[Saved data entries]
## Begin

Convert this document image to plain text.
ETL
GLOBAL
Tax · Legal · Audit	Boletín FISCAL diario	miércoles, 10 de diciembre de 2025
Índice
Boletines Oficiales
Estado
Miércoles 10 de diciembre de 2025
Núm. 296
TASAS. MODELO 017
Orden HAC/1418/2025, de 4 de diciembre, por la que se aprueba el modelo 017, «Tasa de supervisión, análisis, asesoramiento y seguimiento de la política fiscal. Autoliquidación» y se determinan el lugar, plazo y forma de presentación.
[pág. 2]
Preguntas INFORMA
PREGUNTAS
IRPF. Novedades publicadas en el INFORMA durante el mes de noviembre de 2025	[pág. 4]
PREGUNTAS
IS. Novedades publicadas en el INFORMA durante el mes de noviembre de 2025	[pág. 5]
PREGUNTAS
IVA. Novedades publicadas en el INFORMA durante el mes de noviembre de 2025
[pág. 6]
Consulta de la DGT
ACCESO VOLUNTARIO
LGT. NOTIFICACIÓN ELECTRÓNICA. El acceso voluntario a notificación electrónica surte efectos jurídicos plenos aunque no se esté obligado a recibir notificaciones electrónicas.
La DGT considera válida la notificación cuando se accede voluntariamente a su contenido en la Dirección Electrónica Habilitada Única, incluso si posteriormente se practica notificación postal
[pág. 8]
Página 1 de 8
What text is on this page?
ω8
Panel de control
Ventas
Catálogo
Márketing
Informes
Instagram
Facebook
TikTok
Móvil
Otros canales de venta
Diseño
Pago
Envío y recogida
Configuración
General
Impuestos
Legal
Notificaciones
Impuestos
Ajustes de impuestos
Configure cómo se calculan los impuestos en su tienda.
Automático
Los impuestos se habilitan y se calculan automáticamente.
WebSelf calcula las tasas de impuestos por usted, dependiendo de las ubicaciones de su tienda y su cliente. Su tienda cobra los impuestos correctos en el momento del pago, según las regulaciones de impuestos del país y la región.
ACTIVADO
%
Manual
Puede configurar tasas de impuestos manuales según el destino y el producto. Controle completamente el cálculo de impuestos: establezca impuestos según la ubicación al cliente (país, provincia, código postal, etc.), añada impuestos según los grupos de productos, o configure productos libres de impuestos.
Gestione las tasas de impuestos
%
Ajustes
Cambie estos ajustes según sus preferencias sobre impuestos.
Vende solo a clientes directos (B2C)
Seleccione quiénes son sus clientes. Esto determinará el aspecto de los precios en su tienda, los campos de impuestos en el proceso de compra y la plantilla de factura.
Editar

## End

From the line holding "What text is on this page?" down to the final line above, quote every line exactly and only those lines.

ANSWER FOR THE TASK:
What text is on this page?
ω8
Panel de control
Ventas
Catálogo
Márketing
Informes
Instagram
Facebook
TikTok
Móvil
Otros canales de venta
Diseño
Pago
Envío y recogida
Configuración
General
Impuestos
Legal
Notificaciones
Impuestos
Ajustes de impuestos
Configure cómo se calculan los impuestos en su tienda.
Automático
Los impuestos se habilitan y se calculan automáticamente.
WebSelf calcula las tasas de impuestos por usted, dependiendo de las ubicaciones de su tienda y su cliente. Su tienda cobra los impuestos correctos en el momento del pago, según las regulaciones de impuestos del país y la región.
ACTIVADO
%
Manual
Puede configurar tasas de impuestos manuales según el destino y el producto. Controle completamente el cálculo de impuestos: establezca impuestos según la ubicación al cliente (país, provincia, código postal, etc.), añada impuestos según los grupos de productos, o configure productos libres de impuestos.
Gestione las tasas de impuestos
%
Ajustes
Cambie estos ajustes según sus preferencias sobre impuestos.
Vende solo a clientes directos (B2C)
Seleccione quiénes son sus clientes. Esto determinará el aspecto de los precios en su tienda, los campos de impuestos en el proceso de compra y la plantilla de factura.
Editar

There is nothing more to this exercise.